TO DO: Check every line below for the string "content", and copy the lines that contain it.

>>>>>

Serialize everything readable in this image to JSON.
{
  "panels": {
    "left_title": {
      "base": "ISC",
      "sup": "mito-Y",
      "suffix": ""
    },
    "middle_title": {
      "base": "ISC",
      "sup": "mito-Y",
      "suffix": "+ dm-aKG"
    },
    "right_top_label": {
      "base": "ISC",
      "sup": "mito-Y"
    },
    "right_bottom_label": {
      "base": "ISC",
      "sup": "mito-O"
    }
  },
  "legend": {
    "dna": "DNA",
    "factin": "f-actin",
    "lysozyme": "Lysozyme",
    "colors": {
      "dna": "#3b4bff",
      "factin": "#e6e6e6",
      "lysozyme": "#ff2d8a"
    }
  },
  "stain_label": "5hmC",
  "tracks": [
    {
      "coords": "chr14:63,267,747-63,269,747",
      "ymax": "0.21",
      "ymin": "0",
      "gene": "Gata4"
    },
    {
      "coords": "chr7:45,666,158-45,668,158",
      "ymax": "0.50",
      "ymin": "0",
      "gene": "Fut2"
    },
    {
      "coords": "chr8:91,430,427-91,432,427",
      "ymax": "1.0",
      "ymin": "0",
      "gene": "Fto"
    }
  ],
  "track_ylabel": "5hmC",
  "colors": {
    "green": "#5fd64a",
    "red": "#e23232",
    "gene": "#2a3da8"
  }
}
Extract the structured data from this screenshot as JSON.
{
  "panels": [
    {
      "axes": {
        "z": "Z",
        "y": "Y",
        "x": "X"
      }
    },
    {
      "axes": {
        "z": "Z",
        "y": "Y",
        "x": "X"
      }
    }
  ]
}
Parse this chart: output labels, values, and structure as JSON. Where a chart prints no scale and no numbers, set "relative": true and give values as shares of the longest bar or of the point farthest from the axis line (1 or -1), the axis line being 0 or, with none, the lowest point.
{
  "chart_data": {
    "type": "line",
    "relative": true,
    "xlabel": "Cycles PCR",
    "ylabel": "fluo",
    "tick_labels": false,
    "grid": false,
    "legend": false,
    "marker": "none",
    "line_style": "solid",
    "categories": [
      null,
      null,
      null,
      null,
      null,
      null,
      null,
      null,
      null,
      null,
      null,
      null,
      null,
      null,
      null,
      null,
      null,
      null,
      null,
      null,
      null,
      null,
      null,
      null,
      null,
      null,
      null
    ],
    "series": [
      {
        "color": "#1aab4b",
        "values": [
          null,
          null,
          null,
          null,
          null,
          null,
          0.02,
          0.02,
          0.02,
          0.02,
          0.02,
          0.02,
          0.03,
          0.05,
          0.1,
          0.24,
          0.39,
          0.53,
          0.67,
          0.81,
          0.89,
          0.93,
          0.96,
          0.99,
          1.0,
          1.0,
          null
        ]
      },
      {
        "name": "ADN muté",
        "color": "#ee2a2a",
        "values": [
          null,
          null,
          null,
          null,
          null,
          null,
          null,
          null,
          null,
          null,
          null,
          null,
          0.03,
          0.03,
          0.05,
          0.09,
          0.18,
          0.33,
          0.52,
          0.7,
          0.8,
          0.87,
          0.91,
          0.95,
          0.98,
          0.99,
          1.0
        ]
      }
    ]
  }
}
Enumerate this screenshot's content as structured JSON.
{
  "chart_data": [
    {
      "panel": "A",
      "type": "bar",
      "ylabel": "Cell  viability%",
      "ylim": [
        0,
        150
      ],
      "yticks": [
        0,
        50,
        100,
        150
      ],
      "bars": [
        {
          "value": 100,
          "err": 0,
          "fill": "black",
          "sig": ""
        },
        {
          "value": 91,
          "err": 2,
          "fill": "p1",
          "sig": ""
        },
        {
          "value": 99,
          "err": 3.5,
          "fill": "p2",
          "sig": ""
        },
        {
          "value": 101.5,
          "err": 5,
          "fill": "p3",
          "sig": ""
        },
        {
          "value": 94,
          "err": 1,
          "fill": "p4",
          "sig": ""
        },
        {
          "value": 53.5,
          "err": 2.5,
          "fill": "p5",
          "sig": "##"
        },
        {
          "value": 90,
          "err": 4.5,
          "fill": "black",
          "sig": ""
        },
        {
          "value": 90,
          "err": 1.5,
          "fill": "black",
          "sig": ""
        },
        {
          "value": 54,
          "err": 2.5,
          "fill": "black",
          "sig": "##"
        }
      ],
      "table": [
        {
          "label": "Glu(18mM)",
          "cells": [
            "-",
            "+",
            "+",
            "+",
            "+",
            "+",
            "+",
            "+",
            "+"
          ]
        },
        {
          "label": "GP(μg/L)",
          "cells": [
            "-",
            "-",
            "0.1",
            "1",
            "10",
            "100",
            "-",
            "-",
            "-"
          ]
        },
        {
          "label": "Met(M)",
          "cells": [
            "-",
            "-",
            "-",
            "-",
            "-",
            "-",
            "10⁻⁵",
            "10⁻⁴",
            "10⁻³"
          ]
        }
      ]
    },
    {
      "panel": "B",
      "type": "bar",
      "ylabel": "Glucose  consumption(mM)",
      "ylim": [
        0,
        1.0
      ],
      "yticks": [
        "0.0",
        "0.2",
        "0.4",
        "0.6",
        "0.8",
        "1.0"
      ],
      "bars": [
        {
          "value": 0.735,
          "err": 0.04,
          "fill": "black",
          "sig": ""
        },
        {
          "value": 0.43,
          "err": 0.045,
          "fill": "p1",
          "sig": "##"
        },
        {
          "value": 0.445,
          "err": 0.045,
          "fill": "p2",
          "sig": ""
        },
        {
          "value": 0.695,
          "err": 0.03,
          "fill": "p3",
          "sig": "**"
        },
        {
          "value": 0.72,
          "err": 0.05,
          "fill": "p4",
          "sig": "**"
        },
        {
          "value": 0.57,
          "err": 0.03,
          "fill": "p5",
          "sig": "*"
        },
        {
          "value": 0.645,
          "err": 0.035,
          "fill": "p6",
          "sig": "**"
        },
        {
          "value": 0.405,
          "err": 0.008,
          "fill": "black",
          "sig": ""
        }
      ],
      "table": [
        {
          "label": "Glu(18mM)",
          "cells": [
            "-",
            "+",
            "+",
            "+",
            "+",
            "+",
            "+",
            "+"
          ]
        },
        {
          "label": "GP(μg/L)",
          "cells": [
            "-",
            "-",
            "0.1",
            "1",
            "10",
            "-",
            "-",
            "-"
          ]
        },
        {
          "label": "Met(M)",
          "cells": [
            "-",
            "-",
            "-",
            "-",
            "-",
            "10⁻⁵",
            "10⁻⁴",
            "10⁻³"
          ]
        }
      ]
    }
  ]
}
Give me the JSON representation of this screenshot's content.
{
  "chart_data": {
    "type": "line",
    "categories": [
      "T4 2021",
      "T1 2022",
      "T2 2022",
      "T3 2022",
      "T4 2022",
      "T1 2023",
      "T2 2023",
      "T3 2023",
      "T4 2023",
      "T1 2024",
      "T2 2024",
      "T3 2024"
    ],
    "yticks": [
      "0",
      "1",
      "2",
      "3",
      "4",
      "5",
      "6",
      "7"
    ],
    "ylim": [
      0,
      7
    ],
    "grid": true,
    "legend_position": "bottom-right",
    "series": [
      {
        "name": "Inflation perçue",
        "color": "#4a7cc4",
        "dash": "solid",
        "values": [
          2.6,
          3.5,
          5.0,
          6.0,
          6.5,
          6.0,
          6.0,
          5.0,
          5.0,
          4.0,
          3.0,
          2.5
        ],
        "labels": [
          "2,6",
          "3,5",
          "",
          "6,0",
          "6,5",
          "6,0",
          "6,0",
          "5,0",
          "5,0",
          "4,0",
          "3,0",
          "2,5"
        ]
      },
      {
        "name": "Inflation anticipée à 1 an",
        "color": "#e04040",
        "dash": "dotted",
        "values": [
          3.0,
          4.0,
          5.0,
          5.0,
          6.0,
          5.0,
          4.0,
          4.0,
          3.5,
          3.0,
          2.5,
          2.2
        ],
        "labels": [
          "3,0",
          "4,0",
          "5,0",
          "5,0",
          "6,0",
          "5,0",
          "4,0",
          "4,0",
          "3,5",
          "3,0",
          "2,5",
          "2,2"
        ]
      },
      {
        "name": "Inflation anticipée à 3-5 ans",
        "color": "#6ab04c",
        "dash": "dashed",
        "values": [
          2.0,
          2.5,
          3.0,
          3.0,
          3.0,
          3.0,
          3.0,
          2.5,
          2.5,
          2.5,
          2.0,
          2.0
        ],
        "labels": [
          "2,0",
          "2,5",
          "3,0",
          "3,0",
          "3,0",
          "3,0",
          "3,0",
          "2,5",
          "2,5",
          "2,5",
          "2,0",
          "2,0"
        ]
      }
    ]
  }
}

<<<<<

FINISHED EXERCISE:
Enumerate this screenshot's content as structured JSON.
Give me the JSON representation of this screenshot's content.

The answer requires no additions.